# TASK DETAILS
Pick out each line of the records that contains the string "class", matching case exactly, and copy those lines.

■ ■ ■ ■ ■ ■ ■

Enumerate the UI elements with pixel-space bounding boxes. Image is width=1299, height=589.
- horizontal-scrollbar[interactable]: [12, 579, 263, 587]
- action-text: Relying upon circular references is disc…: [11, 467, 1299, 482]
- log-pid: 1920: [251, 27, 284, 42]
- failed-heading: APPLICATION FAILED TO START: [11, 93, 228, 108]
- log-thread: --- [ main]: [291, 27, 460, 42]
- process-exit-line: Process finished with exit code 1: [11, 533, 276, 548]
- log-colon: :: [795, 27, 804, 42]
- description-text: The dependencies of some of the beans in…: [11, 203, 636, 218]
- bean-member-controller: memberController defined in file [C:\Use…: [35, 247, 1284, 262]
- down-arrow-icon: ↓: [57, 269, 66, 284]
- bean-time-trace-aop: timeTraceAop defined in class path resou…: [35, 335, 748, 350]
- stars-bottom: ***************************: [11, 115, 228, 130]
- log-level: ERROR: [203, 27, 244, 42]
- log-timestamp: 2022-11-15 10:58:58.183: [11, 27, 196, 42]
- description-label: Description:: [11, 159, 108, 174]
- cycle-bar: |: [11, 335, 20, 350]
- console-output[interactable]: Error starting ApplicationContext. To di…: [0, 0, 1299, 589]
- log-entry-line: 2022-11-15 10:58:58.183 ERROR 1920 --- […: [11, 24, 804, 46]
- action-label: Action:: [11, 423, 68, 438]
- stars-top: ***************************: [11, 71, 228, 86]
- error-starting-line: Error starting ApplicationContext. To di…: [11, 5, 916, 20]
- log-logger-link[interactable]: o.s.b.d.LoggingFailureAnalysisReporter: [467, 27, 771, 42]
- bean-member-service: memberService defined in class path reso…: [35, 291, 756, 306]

■ ■ ■ ■ ■ ■ ■

# EXERCISE SOLUTION
- bean-time-trace-aop: timeTraceAop defined in class path resou…: [35, 335, 748, 350]
- bean-member-service: memberService defined in class path reso…: [35, 291, 756, 306]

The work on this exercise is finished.